- _What is needed_:
Scan the entries below and report only how many lines contain "issues".

- _Input material_:

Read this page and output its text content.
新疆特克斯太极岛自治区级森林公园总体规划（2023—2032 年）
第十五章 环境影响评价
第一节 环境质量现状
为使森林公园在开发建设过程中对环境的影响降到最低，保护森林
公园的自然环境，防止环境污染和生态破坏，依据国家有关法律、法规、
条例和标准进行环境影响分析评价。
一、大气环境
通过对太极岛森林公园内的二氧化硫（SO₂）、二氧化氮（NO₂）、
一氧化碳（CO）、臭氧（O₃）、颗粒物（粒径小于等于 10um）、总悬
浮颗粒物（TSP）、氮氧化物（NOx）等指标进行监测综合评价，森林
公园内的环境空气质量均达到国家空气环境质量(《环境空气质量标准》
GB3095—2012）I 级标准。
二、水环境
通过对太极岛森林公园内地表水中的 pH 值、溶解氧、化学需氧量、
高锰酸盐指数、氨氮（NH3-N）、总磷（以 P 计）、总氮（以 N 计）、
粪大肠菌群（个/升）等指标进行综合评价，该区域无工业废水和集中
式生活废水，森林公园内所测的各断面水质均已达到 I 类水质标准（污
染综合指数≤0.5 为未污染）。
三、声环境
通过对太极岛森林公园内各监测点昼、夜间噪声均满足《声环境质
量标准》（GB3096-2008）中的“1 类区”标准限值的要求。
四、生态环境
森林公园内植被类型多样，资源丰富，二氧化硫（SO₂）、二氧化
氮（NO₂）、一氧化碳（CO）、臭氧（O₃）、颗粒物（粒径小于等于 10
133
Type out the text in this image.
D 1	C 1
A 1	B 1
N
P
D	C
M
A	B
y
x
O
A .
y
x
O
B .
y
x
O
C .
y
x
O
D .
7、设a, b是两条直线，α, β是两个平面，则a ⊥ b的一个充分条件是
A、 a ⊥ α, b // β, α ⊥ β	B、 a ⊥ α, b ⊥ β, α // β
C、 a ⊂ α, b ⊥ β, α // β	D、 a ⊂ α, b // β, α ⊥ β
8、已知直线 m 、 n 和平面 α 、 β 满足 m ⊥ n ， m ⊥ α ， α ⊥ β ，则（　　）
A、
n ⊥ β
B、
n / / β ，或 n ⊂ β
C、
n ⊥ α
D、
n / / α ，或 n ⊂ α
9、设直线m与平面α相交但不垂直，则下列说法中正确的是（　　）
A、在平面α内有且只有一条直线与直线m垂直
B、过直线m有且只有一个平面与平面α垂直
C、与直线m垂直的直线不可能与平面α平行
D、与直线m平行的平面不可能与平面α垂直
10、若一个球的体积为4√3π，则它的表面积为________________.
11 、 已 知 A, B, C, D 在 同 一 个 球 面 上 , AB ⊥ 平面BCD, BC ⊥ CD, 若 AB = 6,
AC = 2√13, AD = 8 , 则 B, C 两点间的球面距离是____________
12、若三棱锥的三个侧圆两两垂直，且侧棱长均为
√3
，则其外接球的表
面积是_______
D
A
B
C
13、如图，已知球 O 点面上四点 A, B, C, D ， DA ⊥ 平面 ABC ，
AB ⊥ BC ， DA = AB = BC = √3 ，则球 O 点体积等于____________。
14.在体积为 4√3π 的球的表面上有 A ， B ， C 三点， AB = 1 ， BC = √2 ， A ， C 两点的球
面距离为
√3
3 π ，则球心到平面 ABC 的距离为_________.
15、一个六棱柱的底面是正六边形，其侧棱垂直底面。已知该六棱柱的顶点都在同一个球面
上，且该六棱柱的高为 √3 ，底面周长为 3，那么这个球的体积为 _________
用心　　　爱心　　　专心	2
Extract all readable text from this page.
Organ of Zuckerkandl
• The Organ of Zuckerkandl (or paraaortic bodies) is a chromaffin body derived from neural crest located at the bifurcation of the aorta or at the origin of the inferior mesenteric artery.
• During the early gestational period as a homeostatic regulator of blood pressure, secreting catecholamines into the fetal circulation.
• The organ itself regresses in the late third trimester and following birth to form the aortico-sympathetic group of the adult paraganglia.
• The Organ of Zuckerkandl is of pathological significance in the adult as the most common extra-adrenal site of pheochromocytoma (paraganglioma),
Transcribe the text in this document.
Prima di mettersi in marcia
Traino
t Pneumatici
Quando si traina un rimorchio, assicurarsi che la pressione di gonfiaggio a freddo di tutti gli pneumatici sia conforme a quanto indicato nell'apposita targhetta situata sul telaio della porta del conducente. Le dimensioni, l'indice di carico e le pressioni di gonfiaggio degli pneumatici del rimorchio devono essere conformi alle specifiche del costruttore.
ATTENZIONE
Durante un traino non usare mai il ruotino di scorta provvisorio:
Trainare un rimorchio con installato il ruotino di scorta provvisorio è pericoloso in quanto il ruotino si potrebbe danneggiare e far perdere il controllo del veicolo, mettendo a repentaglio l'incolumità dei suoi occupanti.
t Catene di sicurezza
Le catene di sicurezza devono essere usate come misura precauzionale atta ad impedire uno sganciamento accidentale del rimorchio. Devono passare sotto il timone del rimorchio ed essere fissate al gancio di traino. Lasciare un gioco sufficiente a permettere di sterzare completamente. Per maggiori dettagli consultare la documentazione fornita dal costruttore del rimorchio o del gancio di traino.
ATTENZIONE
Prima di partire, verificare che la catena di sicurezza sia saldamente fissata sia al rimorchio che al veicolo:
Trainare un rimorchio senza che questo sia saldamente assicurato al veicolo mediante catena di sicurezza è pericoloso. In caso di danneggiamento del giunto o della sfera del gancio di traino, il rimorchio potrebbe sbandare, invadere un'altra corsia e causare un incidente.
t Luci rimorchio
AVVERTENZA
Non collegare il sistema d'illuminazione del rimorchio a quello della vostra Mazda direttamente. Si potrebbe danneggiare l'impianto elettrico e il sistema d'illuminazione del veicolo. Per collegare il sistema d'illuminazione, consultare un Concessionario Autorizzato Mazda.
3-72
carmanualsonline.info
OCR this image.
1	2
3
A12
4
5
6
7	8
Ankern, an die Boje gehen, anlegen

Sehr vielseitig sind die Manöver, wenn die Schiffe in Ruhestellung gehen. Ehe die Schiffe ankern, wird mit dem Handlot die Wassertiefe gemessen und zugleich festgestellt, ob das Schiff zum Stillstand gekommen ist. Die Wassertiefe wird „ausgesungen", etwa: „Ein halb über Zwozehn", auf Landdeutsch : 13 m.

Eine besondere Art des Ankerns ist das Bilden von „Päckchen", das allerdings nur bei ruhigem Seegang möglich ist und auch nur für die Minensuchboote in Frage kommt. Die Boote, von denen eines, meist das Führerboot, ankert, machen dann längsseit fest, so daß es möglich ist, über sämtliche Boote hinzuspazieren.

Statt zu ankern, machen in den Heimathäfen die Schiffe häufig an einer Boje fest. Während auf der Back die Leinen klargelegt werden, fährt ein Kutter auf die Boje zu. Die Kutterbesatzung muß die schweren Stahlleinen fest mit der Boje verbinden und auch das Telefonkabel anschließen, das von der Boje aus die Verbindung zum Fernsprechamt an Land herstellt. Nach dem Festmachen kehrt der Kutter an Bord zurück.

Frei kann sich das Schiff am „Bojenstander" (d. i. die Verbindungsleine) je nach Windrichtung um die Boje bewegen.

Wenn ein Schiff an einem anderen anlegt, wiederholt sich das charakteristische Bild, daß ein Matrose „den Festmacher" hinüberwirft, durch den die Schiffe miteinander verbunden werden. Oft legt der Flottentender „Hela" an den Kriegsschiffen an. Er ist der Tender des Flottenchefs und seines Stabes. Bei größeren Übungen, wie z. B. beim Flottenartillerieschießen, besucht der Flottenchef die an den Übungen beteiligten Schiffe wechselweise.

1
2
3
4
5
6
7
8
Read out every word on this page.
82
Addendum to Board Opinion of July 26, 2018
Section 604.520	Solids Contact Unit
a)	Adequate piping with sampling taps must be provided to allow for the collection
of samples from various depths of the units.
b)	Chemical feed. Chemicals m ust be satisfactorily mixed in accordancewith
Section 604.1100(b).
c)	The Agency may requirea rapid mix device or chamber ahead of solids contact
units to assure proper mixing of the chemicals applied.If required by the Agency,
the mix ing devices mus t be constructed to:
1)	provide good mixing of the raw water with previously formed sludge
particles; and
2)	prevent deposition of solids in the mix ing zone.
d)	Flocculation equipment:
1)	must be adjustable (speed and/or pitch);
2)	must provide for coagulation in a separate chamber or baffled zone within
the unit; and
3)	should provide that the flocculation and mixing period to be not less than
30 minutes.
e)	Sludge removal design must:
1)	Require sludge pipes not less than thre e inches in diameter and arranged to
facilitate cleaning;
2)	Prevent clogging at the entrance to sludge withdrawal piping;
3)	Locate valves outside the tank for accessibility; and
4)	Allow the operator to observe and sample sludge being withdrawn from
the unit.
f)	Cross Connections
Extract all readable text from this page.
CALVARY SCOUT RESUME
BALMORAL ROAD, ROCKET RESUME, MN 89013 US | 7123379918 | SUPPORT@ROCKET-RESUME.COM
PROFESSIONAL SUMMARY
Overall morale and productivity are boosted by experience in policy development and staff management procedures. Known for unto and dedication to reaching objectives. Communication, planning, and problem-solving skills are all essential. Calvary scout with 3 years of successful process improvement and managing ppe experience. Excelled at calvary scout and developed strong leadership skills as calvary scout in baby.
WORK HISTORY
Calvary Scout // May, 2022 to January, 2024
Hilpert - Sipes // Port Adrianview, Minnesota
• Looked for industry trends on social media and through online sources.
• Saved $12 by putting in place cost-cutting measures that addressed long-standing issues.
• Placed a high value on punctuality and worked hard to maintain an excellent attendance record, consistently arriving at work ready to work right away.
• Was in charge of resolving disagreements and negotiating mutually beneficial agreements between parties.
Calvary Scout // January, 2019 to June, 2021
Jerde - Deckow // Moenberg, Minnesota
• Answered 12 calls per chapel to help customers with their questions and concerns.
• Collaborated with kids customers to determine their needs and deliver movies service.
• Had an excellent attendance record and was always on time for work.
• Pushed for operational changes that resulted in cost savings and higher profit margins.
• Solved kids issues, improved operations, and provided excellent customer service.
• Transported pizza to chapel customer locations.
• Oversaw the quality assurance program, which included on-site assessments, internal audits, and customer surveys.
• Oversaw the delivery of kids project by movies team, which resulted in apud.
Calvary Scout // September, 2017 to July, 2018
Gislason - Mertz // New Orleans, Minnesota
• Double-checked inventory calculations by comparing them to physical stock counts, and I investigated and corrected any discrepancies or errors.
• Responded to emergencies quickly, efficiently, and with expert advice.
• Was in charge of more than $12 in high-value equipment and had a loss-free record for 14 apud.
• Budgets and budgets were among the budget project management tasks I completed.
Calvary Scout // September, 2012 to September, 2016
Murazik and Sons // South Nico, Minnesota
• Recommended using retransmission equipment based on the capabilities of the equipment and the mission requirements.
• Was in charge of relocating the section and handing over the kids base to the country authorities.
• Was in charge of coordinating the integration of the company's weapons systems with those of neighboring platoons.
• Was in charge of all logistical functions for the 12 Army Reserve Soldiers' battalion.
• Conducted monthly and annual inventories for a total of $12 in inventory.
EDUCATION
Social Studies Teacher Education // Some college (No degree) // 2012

- _Answer in full_:
2